--- Start of Exercise materials ---
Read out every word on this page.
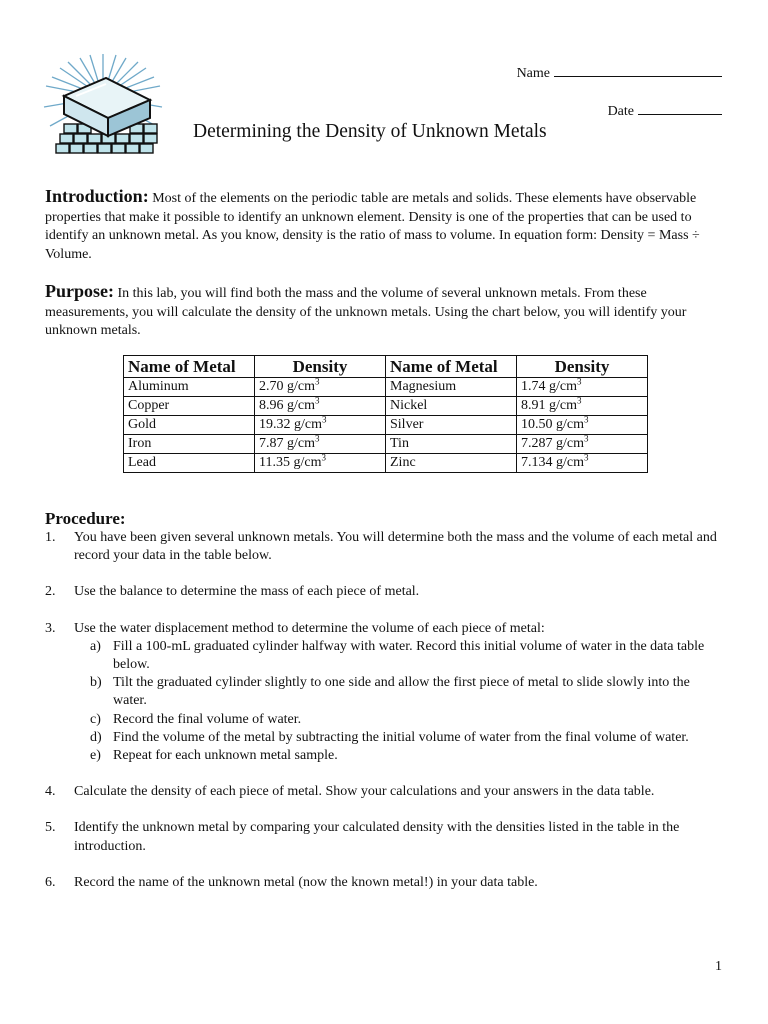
Name
Date
Determining the Density of Unknown Metals
Introduction: Most of the elements on the periodic table are metals and solids. These elements have observable properties that make it possible to identify an unknown element. Density is one of the properties that can be used to identify an unknown metal. As you know, density is the ratio of mass to volume. In equation form: Density = Mass ÷ Volume.
Purpose: In this lab, you will find both the mass and the volume of several unknown metals. From these measurements, you will calculate the density of the unknown metals. Using the chart below, you will identify your unknown metals.
Name of Metal	Density	Name of Metal	Density
Aluminum	2.70 $g/cm^3$	Magnesium	1.74 $g/cm^3$
Copper	8.96 $g/cm^3$	Nickel	8.91 $g/cm^3$
Gold	19.32 $g/cm^3$	Silver	10.50 $g/cm^3$
Iron	7.87 $g/cm^3$	Tin	7.287 $g/cm^3$
Lead	11.35 $g/cm^3$	Zinc	7.134 $g/cm^3$
Procedure:
1. You have been given several unknown metals. You will determine both the mass and the volume of each metal and record your data in the table below.
2. Use the balance to determine the mass of each piece of metal.
3. Use the water displacement method to determine the volume of each piece of metal:
a) Fill a 100-mL graduated cylinder halfway with water. Record this initial volume of water in the data table below.
b) Tilt the graduated cylinder slightly to one side and allow the first piece of metal to slide slowly into the water.
c) Record the final volume of water.
d) Find the volume of the metal by subtracting the initial volume of water from the final volume of water.
e) Repeat for each unknown metal sample.
4. Calculate the density of each piece of metal. Show your calculations and your answers in the data table.
5. Identify the unknown metal by comparing your calculated density with the densities listed in the table in the introduction.
6. Record the name of the unknown metal (now the known metal!) in your data table.
1
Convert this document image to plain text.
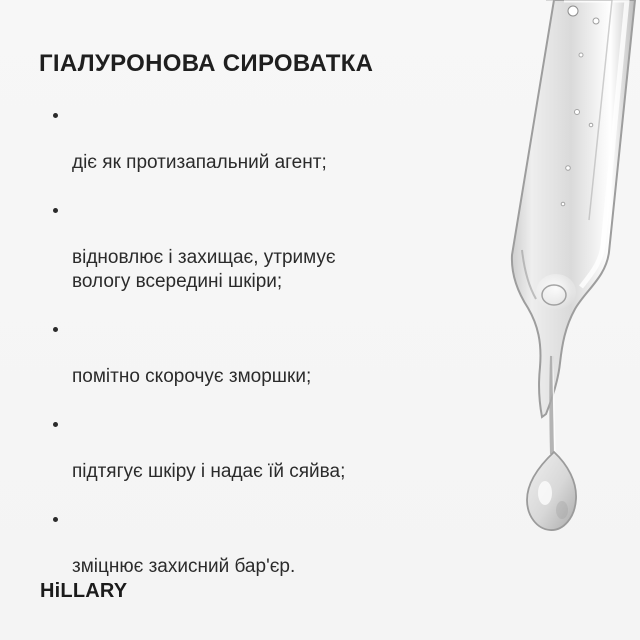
ГІАЛУРОНОВА СИРОВАТКА

діє як протизапальний агент;

відновлює і захищає, утримує
вологу всередині шкіри;

помітно скорочує зморшки;

підтягує шкіру і надає їй сяйва;

зміцнює захисний бар'єр.

HiLLARY
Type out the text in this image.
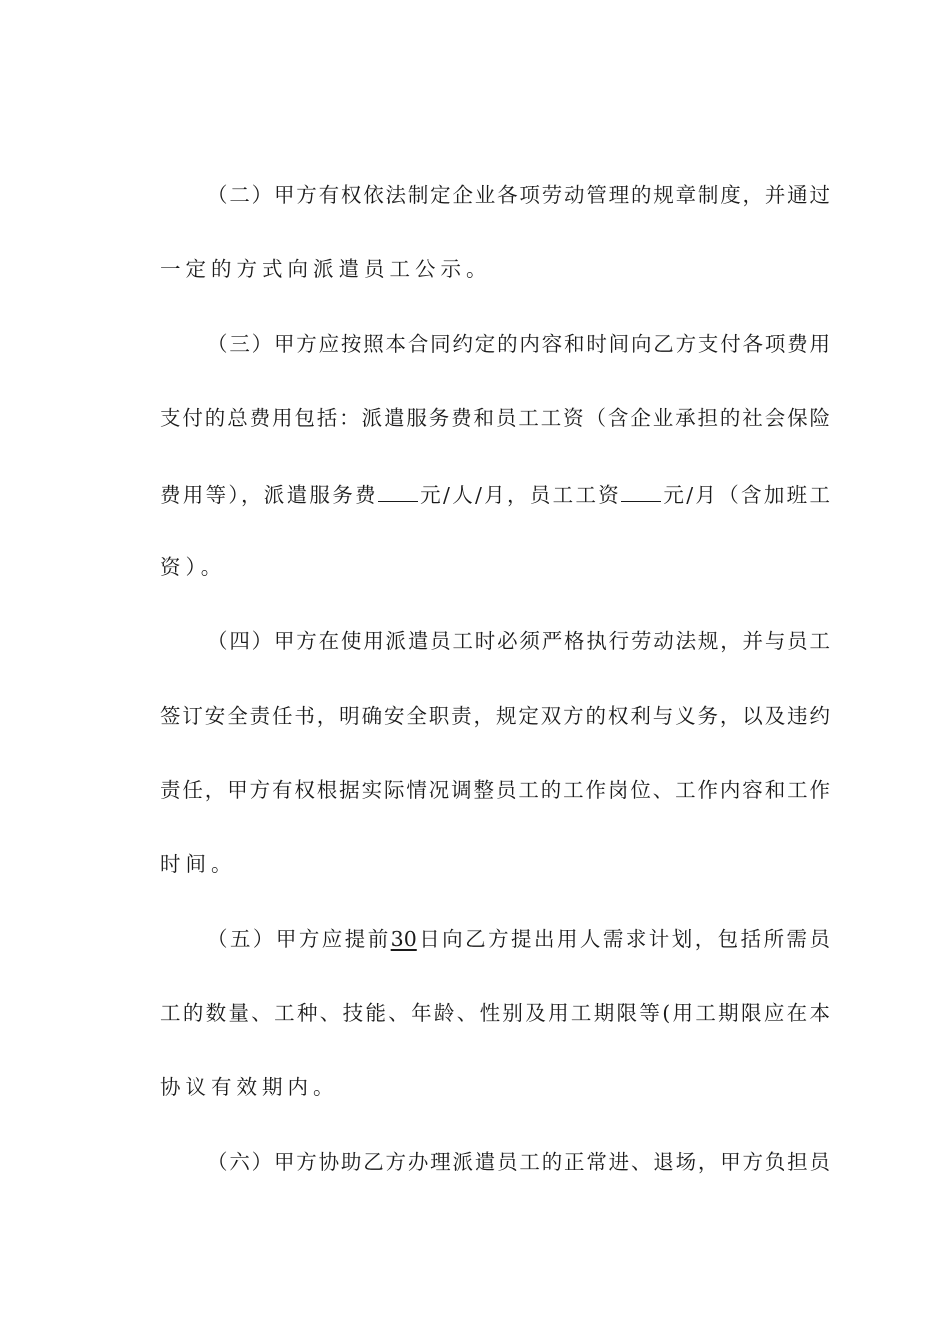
（二）甲方有权依法制定企业各项劳动管理的规章制度，并通过
一定的方式向派遣员工公示。
（三）甲方应按照本合同约定的内容和时间向乙方支付各项费用
支付的总费用包括：派遣服务费和员工工资（含企业承担的社会保险
费用等），派遣服务费 元/人/月，员工工资 元/月（含加班工
资）。
（四）甲方在使用派遣员工时必须严格执行劳动法规，并与员工
签订安全责任书，明确安全职责，规定双方的权利与义务，以及违约
责任，甲方有权根据实际情况调整员工的工作岗位、工作内容和工作
时间。
（五）甲方应提前30日向乙方提出用人需求计划，包括所需员
工的数量、工种、技能、年龄、性别及用工期限等(用工期限应在本
协议有效期内。
（六）甲方协助乙方办理派遣员工的正常进、退场，甲方负担员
--- End of Exercise materials ---
• _Required work_:
Omit the pictures. Transcribe every record exactly.

• _In response_:
Read out every word on this page.
Name
Date
Determining the Density of Unknown Metals
Introduction: Most of the elements on the periodic table are metals and solids. These elements have observable properties that make it possible to identify an unknown element. Density is one of the properties that can be used to identify an unknown metal. As you know, density is the ratio of mass to volume. In equation form: Density = Mass ÷ Volume.
Purpose: In this lab, you will find both the mass and the volume of several unknown metals. From these measurements, you will calculate the density of the unknown metals. Using the chart below, you will identify your unknown metals.
Name of Metal	Density	Name of Metal	Density
Aluminum	2.70 $g/cm^3$	Magnesium	1.74 $g/cm^3$
Copper	8.96 $g/cm^3$	Nickel	8.91 $g/cm^3$
Gold	19.32 $g/cm^3$	Silver	10.50 $g/cm^3$
Iron	7.87 $g/cm^3$	Tin	7.287 $g/cm^3$
Lead	11.35 $g/cm^3$	Zinc	7.134 $g/cm^3$
Procedure:
1. You have been given several unknown metals. You will determine both the mass and the volume of each metal and record your data in the table below.
2. Use the balance to determine the mass of each piece of metal.
3. Use the water displacement method to determine the volume of each piece of metal:
a) Fill a 100-mL graduated cylinder halfway with water. Record this initial volume of water in the data table below.
b) Tilt the graduated cylinder slightly to one side and allow the first piece of metal to slide slowly into the water.
c) Record the final volume of water.
d) Find the volume of the metal by subtracting the initial volume of water from the final volume of water.
e) Repeat for each unknown metal sample.
4. Calculate the density of each piece of metal. Show your calculations and your answers in the data table.
5. Identify the unknown metal by comparing your calculated density with the densities listed in the table in the introduction.
6. Record the name of the unknown metal (now the known metal!) in your data table.
1
Convert this document image to plain text.
ГІАЛУРОНОВА СИРОВАТКА

діє як протизапальний агент;

відновлює і захищає, утримує
вологу всередині шкіри;

помітно скорочує зморшки;

підтягує шкіру і надає їй сяйва;

зміцнює захисний бар'єр.

HiLLARY
Type out the text in this image.
（二）甲方有权依法制定企业各项劳动管理的规章制度，并通过
一定的方式向派遣员工公示。
（三）甲方应按照本合同约定的内容和时间向乙方支付各项费用
支付的总费用包括：派遣服务费和员工工资（含企业承担的社会保险
费用等），派遣服务费 元/人/月，员工工资 元/月（含加班工
资）。
（四）甲方在使用派遣员工时必须严格执行劳动法规，并与员工
签订安全责任书，明确安全职责，规定双方的权利与义务，以及违约
责任，甲方有权根据实际情况调整员工的工作岗位、工作内容和工作
时间。
（五）甲方应提前30日向乙方提出用人需求计划，包括所需员
工的数量、工种、技能、年龄、性别及用工期限等(用工期限应在本
协议有效期内。
（六）甲方协助乙方办理派遣员工的正常进、退场，甲方负担员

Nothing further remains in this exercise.